# OBJECTIF 1
Recopiez fidèlement le passage du texte sur la CPME Réunion qui commence par « Les aides sont » et se poursuit jusqu'à « milliards € d’aides exceptionnelles. ».
# OBJECTIF 2
Quels dispositifs d'aide aux entreprises le texte sur la CPME Réunion cite-t-il nommément ? Donnez-les tous.
# OBJECTIF 3
D'après le texte sur la CPME Réunion, à quoi l'INSEE attribue-t-il surtout la hausse des effectifs salariés du secteur marchand ?

# TEXTE FOURNI
********

La CPME Réunion tenait ce jeudi sa conférence de presse de rentrée et tirait la sonnette d’alarme. Pour son Président Éric Leung, « il faut une réaction rapide et forte pour éviter une crise sociale ».

Pour le syndicat, alors que la situation économique est présentée par de nombreux observateurs comme n’étant pas dégradée, la réalité qui lui remonte des chefs d’entreprise est plus contrastée : le pire est à venir. Pour Éric Leung, il est à craindre que le 3ème trimestre qui se termine affiche une courbe de ralentissement sévère de notre économie au regard des contraintes sanitaires, de la crise du fret et des matières premières mais aussi des difficultés de trésorerie des entreprises qui ne feront que s’accentuer.

Les aides sont à 80 % de la dette pour les entreprises 

Sur l’ensemble des aides données aux entreprises réunionnaises, moins de 20 % l’ont été en soutiens financiers directs : Fonds de solidarité et activité partielle notamment. Le reste, est de la dette (PGE et reports de charges) que les entreprises devront rembourser dans les mois à venir. Selon NEXA, l’Agence de Développement de La Réunion, à la date du 1er avril 2021, les entreprises réunionnaises comptait encore sur un volume cumulé d’appuis financiers d’au moins 1,5 milliards € d’aides exceptionnelles. 

L’ensemble de ces dispositifs a été pensé il y a 18 mois dans la perspective d’une crise qui ne devait pas durer, rappelle la CPME Réunion. S’ils ont été efficaces pour garantir la sauvegarde des entreprises, ils ont placé celles-ci dans un état d’endettement important et ils n’ont pas permis de préserver les fonds propres des entreprises qui se sont effondrés. Pour Éric Leung, « plus la reprise économique se fait attendre et plus la tension sur la trésorerie des entreprises grandit. Il y a urgence à trouver des moteurs de croissance et une activité durable ». 

A ces difficultés financières s’ajoutent des problèmes croissants à recruter des collaborateurs et une précarité de l’emploi. Les effectifs salariés du secteur marchand se sont certes accrus mais selon l’INSEE, cette hausse est surtout liée à la forte croissance du nombre d’apprentis. En clair, selon la CPME, « il n’est pas certain que ces emplois soient pérennes et nous serions en train de créer de la précarité pour ces salariés faute de réelles perspectives de développement de notre activité ».

********

# EXTRAITS DES DONNÉES

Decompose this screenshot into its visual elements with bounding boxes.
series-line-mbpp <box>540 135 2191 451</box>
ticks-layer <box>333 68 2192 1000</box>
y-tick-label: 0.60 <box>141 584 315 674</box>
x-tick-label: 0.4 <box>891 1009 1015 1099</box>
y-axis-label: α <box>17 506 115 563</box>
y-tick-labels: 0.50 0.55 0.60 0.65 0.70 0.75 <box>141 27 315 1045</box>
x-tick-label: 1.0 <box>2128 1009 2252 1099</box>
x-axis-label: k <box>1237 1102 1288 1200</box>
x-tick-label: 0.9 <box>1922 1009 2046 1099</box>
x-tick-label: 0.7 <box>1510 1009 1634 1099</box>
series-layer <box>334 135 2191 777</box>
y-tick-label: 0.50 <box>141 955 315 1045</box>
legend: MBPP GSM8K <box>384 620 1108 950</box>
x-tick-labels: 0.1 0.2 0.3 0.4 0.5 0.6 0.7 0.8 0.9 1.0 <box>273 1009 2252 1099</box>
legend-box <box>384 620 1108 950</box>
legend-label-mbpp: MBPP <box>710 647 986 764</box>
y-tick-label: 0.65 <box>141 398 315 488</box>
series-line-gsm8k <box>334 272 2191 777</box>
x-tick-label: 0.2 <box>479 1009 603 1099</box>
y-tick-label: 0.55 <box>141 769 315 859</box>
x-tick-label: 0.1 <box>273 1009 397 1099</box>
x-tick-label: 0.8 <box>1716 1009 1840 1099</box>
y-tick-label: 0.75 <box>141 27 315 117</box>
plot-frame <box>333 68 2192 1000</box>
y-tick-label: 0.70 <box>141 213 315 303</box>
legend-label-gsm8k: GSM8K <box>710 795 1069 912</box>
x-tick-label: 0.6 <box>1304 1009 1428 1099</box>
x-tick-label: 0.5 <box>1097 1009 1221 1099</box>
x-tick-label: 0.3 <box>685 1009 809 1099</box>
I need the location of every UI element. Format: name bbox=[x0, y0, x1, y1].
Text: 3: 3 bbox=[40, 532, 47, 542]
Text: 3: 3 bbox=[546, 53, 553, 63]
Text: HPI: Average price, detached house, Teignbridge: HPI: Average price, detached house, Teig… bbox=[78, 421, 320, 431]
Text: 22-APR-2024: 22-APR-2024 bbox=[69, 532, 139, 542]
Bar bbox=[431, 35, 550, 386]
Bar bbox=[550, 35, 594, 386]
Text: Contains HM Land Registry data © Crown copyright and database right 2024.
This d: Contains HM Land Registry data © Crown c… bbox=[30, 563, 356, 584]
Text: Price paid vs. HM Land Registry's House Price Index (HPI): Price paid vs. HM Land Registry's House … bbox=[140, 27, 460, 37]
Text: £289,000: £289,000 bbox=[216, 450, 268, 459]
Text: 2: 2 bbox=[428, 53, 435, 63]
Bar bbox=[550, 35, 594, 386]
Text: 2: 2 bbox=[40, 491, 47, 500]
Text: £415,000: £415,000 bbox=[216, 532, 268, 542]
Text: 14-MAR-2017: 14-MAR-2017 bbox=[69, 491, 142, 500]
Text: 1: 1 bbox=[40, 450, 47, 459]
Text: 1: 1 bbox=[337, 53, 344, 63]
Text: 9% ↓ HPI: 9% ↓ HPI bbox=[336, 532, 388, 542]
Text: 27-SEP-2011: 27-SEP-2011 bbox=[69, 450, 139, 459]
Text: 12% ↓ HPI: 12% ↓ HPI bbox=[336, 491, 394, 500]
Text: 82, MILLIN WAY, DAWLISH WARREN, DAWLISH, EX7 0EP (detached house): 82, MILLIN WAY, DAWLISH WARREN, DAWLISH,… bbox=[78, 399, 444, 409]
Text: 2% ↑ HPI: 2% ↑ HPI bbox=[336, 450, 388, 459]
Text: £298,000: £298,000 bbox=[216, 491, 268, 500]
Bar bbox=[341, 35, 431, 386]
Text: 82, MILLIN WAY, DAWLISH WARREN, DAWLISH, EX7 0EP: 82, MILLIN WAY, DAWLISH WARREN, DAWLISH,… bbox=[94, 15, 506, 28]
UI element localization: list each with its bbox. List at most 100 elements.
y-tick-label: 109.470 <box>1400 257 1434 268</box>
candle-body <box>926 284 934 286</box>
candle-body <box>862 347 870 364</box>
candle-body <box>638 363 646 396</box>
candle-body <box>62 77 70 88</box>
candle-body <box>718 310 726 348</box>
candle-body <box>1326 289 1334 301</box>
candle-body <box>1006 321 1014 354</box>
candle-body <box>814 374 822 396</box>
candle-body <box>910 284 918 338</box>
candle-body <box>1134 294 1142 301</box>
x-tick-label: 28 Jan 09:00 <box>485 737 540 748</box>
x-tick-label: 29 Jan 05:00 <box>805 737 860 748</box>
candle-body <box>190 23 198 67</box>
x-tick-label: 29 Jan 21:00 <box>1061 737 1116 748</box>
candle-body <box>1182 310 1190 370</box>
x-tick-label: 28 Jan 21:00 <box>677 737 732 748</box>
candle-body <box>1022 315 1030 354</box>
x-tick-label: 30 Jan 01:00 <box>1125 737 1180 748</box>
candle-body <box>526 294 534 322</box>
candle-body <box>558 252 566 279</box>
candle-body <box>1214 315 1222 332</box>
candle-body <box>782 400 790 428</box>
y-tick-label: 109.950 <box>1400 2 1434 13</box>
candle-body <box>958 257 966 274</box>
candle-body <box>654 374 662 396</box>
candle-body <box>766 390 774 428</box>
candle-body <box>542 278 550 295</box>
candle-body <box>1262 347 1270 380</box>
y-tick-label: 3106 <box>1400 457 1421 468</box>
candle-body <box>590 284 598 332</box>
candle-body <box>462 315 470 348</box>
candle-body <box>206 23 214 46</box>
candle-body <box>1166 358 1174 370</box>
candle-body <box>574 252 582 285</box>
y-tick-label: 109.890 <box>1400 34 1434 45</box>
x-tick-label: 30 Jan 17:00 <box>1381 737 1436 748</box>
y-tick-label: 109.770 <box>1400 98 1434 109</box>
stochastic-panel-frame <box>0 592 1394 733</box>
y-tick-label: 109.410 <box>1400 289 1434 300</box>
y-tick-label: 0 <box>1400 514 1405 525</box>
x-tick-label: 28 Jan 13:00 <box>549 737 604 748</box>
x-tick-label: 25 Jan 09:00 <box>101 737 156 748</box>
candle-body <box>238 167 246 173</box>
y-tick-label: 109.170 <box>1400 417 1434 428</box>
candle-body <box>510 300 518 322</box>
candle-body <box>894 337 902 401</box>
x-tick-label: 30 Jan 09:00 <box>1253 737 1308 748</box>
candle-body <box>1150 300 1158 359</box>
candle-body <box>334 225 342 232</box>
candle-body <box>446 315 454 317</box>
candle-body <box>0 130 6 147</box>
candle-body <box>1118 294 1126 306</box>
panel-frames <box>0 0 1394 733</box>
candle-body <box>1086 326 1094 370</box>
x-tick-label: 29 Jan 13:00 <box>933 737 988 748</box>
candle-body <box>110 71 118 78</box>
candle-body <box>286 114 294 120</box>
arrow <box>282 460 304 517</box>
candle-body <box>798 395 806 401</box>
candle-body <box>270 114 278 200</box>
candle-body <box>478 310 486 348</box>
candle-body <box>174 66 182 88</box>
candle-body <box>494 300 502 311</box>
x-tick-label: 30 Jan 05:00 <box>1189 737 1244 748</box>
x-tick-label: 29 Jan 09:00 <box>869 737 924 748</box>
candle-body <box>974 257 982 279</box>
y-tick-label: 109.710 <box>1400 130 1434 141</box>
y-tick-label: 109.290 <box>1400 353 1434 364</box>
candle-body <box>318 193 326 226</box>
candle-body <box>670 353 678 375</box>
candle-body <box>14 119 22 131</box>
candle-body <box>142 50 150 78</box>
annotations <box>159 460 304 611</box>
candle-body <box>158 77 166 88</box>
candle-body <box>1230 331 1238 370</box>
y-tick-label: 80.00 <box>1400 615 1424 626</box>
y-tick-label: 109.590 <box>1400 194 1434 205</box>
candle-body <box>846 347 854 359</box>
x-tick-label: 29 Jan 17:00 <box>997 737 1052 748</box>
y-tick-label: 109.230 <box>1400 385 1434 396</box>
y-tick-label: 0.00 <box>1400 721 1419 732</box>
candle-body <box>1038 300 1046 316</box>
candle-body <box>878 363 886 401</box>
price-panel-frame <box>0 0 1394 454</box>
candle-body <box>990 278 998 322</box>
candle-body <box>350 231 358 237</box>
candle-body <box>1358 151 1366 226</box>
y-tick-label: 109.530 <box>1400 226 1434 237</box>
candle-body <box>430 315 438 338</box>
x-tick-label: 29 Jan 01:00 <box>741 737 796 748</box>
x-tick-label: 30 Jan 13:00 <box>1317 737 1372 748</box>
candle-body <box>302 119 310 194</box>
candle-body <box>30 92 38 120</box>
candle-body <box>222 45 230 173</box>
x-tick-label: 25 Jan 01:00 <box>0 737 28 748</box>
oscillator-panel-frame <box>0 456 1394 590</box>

********

# RÉPONSE FINALE 1
Les aides sont à 80 % de la dette pour les entreprises 

Sur l’ensemble des aides données aux entreprises réunionnaises, moins de 20 % l’ont été en soutiens financiers directs : Fonds de solidarité et activité partielle notamment. Le reste, est de la dette (PGE et reports de charges) que les entreprises devront rembourser dans les mois à venir. Selon NEXA, l’Agence de Développement de La Réunion, à la date du 1er avril 2021, les entreprises réunionnaises comptait encore sur un volume cumulé d’appuis financiers d’au moins 1,5 milliards € d’aides exceptionnelles.

# RÉPONSE FINALE 2
Fonds de solidarité, activité partielle, PGE, reports de charges

# RÉPONSE FINALE 3
À la forte croissance du nombre d'apprentis.